Description of the task: Print all the entries verbatim.

▼

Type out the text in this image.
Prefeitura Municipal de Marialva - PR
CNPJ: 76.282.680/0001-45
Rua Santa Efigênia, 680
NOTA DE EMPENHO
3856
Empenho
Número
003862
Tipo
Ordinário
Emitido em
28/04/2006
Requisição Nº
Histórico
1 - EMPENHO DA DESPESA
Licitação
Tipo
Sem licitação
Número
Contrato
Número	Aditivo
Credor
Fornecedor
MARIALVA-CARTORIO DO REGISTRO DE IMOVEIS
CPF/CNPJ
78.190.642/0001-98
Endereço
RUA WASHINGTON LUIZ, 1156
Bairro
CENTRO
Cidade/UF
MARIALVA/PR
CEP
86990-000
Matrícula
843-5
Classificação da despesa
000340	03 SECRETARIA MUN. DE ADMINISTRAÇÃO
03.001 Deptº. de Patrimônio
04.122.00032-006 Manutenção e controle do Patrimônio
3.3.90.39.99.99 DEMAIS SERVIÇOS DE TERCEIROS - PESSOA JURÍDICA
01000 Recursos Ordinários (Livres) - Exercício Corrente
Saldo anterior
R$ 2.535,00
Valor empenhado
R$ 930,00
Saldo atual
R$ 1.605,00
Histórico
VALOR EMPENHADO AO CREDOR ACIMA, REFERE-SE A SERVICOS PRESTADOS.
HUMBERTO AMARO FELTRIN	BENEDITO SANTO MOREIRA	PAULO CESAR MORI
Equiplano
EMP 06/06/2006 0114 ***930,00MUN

▲

Task answer:
Type out the text in this image.
Prefeitura Municipal de Marialva - PR
CNPJ: 76.282.680/0001-45
Rua Santa Efigênia, 680
NOTA DE EMPENHO
3856
Empenho
Número
003862
Tipo
Ordinário
Emitido em
28/04/2006
Requisição Nº
Histórico
1 - EMPENHO DA DESPESA
Licitação
Tipo
Sem licitação
Número
Contrato
Número	Aditivo
Credor
Fornecedor
MARIALVA-CARTORIO DO REGISTRO DE IMOVEIS
CPF/CNPJ
78.190.642/0001-98
Endereço
RUA WASHINGTON LUIZ, 1156
Bairro
CENTRO
Cidade/UF
MARIALVA/PR
CEP
86990-000
Matrícula
843-5
Classificação da despesa
000340	03 SECRETARIA MUN. DE ADMINISTRAÇÃO
03.001 Deptº. de Patrimônio
04.122.00032-006 Manutenção e controle do Patrimônio
3.3.90.39.99.99 DEMAIS SERVIÇOS DE TERCEIROS - PESSOA JURÍDICA
01000 Recursos Ordinários (Livres) - Exercício Corrente
Saldo anterior
R$ 2.535,00
Valor empenhado
R$ 930,00
Saldo atual
R$ 1.605,00
Histórico
VALOR EMPENHADO AO CREDOR ACIMA, REFERE-SE A SERVICOS PRESTADOS.
HUMBERTO AMARO FELTRIN	BENEDITO SANTO MOREIRA	PAULO CESAR MORI
Equiplano
EMP 06/06/2006 0114 ***930,00MUN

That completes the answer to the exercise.